** RECORD EXCERPTS **

__________

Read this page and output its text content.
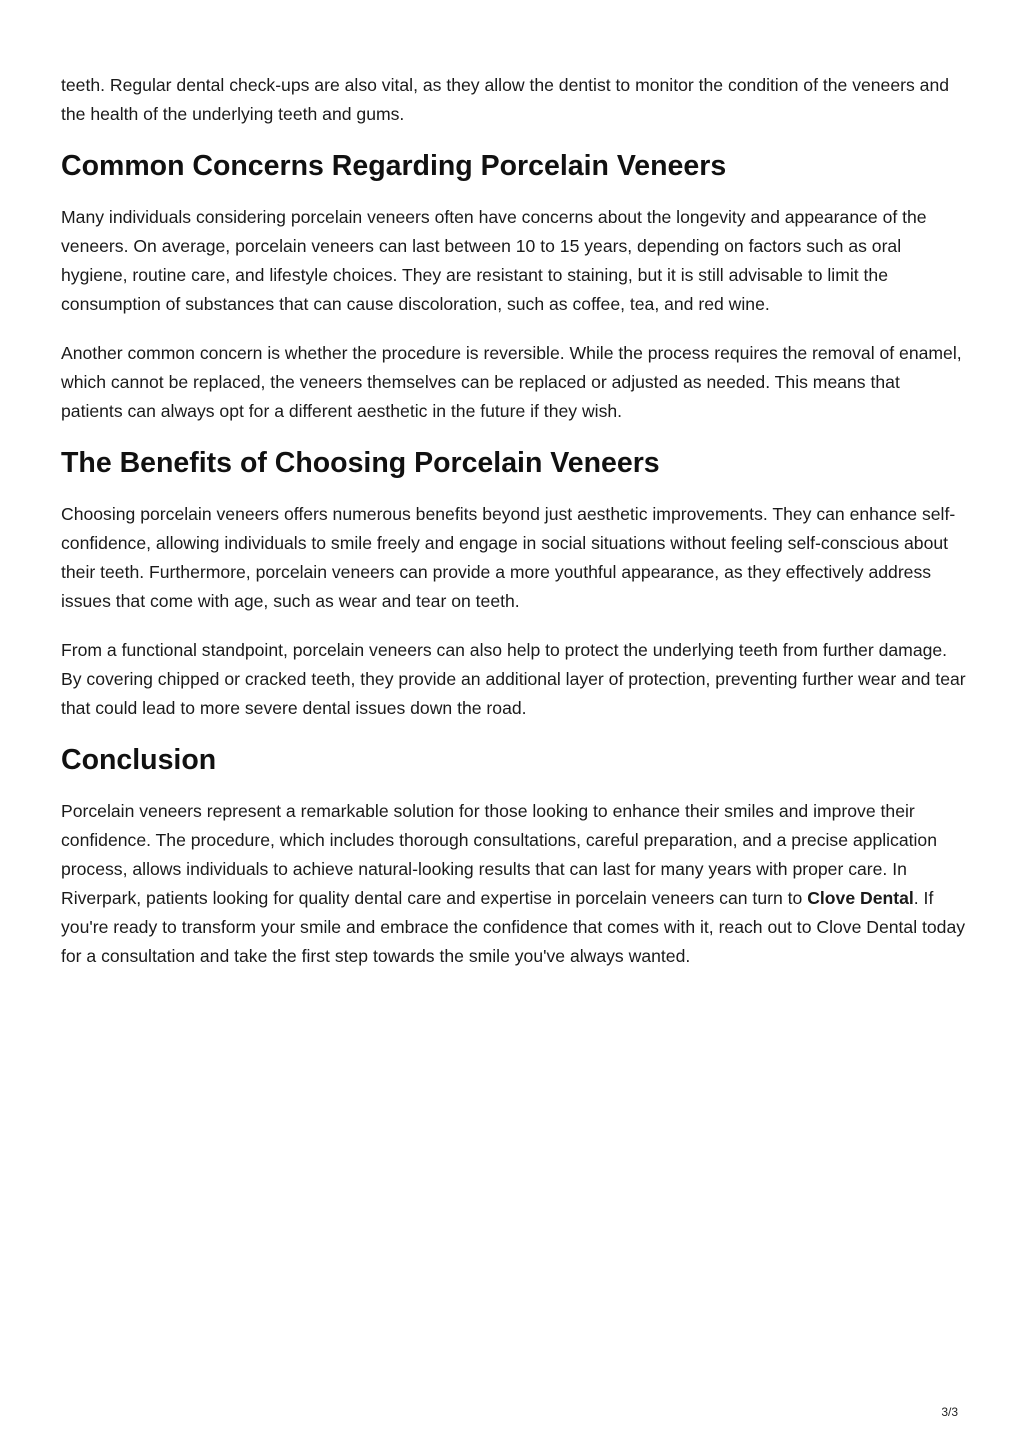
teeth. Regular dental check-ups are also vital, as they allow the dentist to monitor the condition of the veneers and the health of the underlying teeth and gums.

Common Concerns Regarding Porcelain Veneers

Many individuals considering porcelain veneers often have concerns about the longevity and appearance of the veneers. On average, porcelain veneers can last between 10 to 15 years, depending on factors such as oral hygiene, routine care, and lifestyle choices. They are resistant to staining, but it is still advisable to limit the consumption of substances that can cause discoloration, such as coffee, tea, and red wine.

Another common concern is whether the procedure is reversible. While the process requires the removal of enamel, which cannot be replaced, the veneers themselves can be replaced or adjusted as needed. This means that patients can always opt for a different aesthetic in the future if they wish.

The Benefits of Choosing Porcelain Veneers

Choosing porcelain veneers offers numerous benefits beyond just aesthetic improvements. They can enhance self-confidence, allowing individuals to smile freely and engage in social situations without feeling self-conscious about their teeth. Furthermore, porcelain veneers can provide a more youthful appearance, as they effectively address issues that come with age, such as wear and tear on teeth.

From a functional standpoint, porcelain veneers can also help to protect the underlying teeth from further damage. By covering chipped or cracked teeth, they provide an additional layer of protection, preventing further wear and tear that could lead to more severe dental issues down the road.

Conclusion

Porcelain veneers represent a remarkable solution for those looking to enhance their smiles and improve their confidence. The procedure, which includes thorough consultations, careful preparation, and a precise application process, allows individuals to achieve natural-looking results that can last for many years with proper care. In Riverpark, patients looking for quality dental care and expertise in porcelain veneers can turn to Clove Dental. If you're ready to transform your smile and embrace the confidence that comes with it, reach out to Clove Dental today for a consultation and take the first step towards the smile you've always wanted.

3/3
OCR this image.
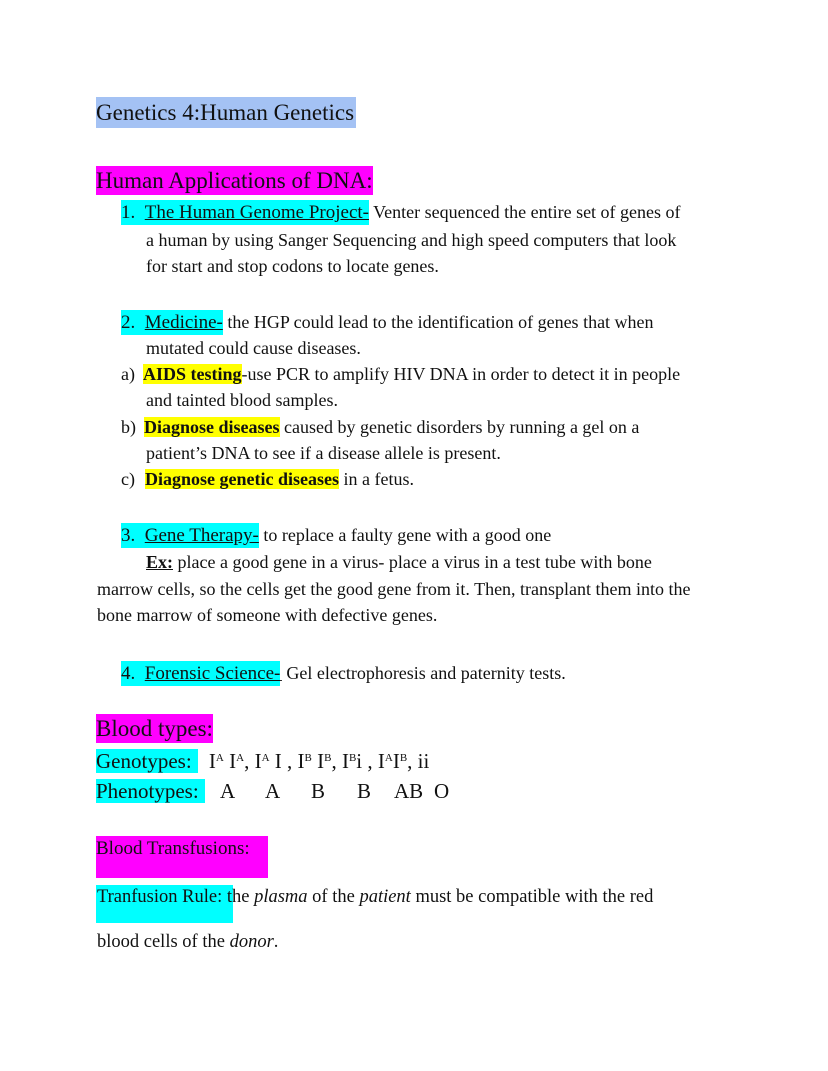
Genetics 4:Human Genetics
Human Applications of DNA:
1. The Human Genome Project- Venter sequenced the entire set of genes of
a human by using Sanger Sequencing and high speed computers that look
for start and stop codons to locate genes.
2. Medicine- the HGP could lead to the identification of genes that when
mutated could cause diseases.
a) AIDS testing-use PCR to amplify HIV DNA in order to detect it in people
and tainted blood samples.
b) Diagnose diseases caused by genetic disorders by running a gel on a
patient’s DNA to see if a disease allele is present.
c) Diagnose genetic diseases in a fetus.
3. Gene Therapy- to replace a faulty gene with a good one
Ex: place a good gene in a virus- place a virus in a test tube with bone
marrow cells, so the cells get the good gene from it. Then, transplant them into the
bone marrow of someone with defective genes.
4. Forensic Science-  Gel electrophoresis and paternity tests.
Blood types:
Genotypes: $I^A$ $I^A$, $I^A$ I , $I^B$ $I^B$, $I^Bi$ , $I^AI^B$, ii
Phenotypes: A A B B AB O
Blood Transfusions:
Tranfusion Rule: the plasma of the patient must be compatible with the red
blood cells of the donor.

__________

** TASK ITEM **
Without including any picture, copy the listing above exactly and in full.

** EXERCISE RESULT **
Read this page and output its text content.
teeth. Regular dental check-ups are also vital, as they allow the dentist to monitor the condition of the veneers and the health of the underlying teeth and gums.

Common Concerns Regarding Porcelain Veneers

Many individuals considering porcelain veneers often have concerns about the longevity and appearance of the veneers. On average, porcelain veneers can last between 10 to 15 years, depending on factors such as oral hygiene, routine care, and lifestyle choices. They are resistant to staining, but it is still advisable to limit the consumption of substances that can cause discoloration, such as coffee, tea, and red wine.

Another common concern is whether the procedure is reversible. While the process requires the removal of enamel, which cannot be replaced, the veneers themselves can be replaced or adjusted as needed. This means that patients can always opt for a different aesthetic in the future if they wish.

The Benefits of Choosing Porcelain Veneers

Choosing porcelain veneers offers numerous benefits beyond just aesthetic improvements. They can enhance self-confidence, allowing individuals to smile freely and engage in social situations without feeling self-conscious about their teeth. Furthermore, porcelain veneers can provide a more youthful appearance, as they effectively address issues that come with age, such as wear and tear on teeth.

From a functional standpoint, porcelain veneers can also help to protect the underlying teeth from further damage. By covering chipped or cracked teeth, they provide an additional layer of protection, preventing further wear and tear that could lead to more severe dental issues down the road.

Conclusion

Porcelain veneers represent a remarkable solution for those looking to enhance their smiles and improve their confidence. The procedure, which includes thorough consultations, careful preparation, and a precise application process, allows individuals to achieve natural-looking results that can last for many years with proper care. In Riverpark, patients looking for quality dental care and expertise in porcelain veneers can turn to Clove Dental. If you're ready to transform your smile and embrace the confidence that comes with it, reach out to Clove Dental today for a consultation and take the first step towards the smile you've always wanted.

3/3
OCR this image.
Genetics 4:Human Genetics
Human Applications of DNA:
1. The Human Genome Project- Venter sequenced the entire set of genes of
a human by using Sanger Sequencing and high speed computers that look
for start and stop codons to locate genes.
2. Medicine- the HGP could lead to the identification of genes that when
mutated could cause diseases.
a) AIDS testing-use PCR to amplify HIV DNA in order to detect it in people
and tainted blood samples.
b) Diagnose diseases caused by genetic disorders by running a gel on a
patient’s DNA to see if a disease allele is present.
c) Diagnose genetic diseases in a fetus.
3. Gene Therapy- to replace a faulty gene with a good one
Ex: place a good gene in a virus- place a virus in a test tube with bone
marrow cells, so the cells get the good gene from it. Then, transplant them into the
bone marrow of someone with defective genes.
4. Forensic Science-  Gel electrophoresis and paternity tests.
Blood types:
Genotypes: $I^A$ $I^A$, $I^A$ I , $I^B$ $I^B$, $I^Bi$ , $I^AI^B$, ii
Phenotypes: A A B B AB O
Blood Transfusions:
Tranfusion Rule: the plasma of the patient must be compatible with the red
blood cells of the donor.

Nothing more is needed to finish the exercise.